Dataset rows
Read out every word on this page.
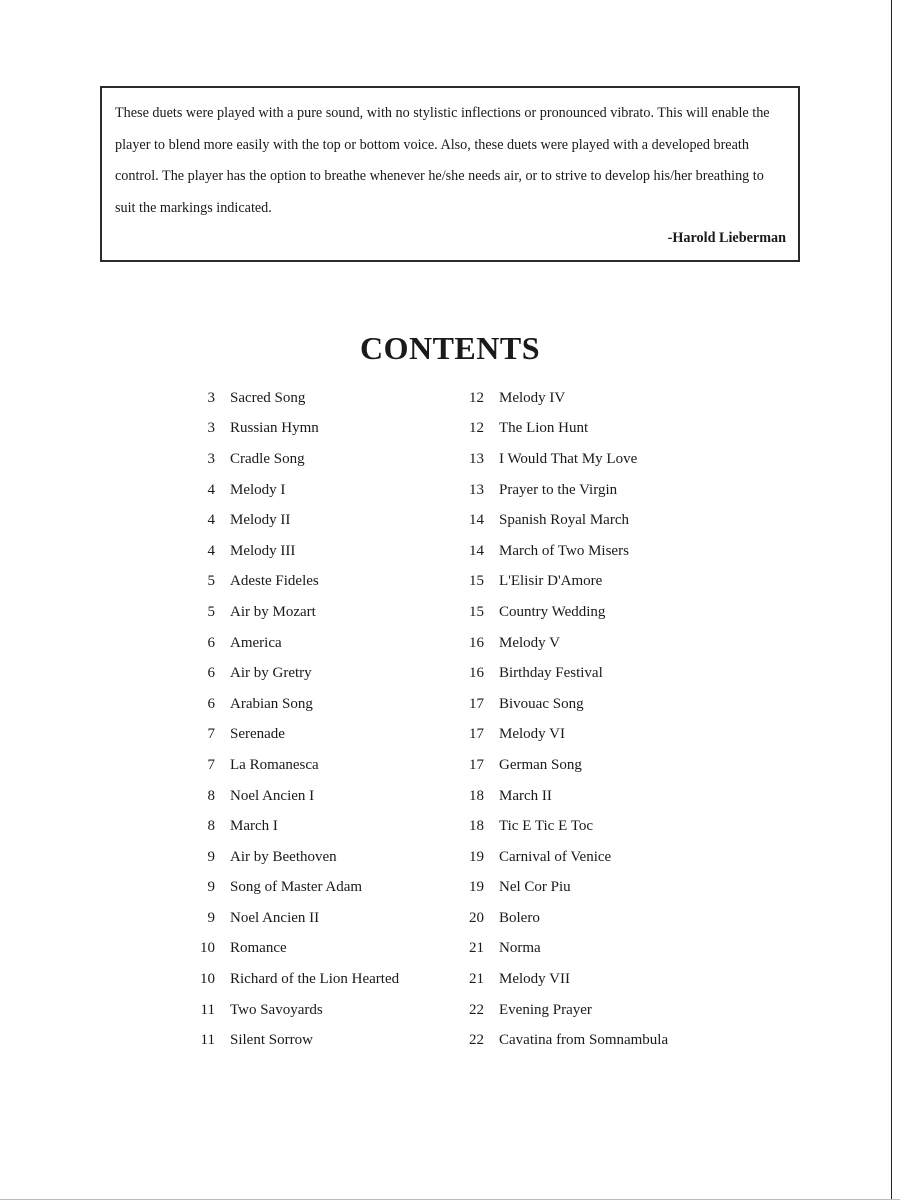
These duets were played with a pure sound, with no stylistic inflections or pronounced vibrato. This will enable the player to blend more easily with the top or bottom voice. Also, these duets were played with a developed breath control. The player has the option to breathe whenever he/she needs air, or to strive to develop his/her breathing to suit the markings indicated.

-Harold Lieberman
CONTENTS
3 Sacred Song
3 Russian Hymn
3 Cradle Song
4 Melody I
4 Melody II
4 Melody III
5 Adeste Fideles
5 Air by Mozart
6 America
6 Air by Gretry
6 Arabian Song
7 Serenade
7 La Romanesca
8 Noel Ancien I
8 March I
9 Air by Beethoven
9 Song of Master Adam
9 Noel Ancien II
10 Romance
10 Richard of the Lion Hearted
11 Two Savoyards
11 Silent Sorrow
12 Melody IV
12 The Lion Hunt
13 I Would That My Love
13 Prayer to the Virgin
14 Spanish Royal March
14 March of Two Misers
15 L'Elisir D'Amore
15 Country Wedding
16 Melody V
16 Birthday Festival
17 Bivouac Song
17 Melody VI
17 German Song
18 March II
18 Tic E Tic E Toc
19 Carnival of Venice
19 Nel Cor Piu
20 Bolero
21 Norma
21 Melody VII
22 Evening Prayer
22 Cavatina from Somnambula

BRIEF |
Do not include images; quote all of the entries above exactly.

ANSWER TO THIS EXERCISE |
Read out every word on this page.
These duets were played with a pure sound, with no stylistic inflections or pronounced vibrato. This will enable the player to blend more easily with the top or bottom voice. Also, these duets were played with a developed breath control. The player has the option to breathe whenever he/she needs air, or to strive to develop his/her breathing to suit the markings indicated.

-Harold Lieberman
CONTENTS
3 Sacred Song
3 Russian Hymn
3 Cradle Song
4 Melody I
4 Melody II
4 Melody III
5 Adeste Fideles
5 Air by Mozart
6 America
6 Air by Gretry
6 Arabian Song
7 Serenade
7 La Romanesca
8 Noel Ancien I
8 March I
9 Air by Beethoven
9 Song of Master Adam
9 Noel Ancien II
10 Romance
10 Richard of the Lion Hearted
11 Two Savoyards
11 Silent Sorrow
12 Melody IV
12 The Lion Hunt
13 I Would That My Love
13 Prayer to the Virgin
14 Spanish Royal March
14 March of Two Misers
15 L'Elisir D'Amore
15 Country Wedding
16 Melody V
16 Birthday Festival
17 Bivouac Song
17 Melody VI
17 German Song
18 March II
18 Tic E Tic E Toc
19 Carnival of Venice
19 Nel Cor Piu
20 Bolero
21 Norma
21 Melody VII
22 Evening Prayer
22 Cavatina from Somnambula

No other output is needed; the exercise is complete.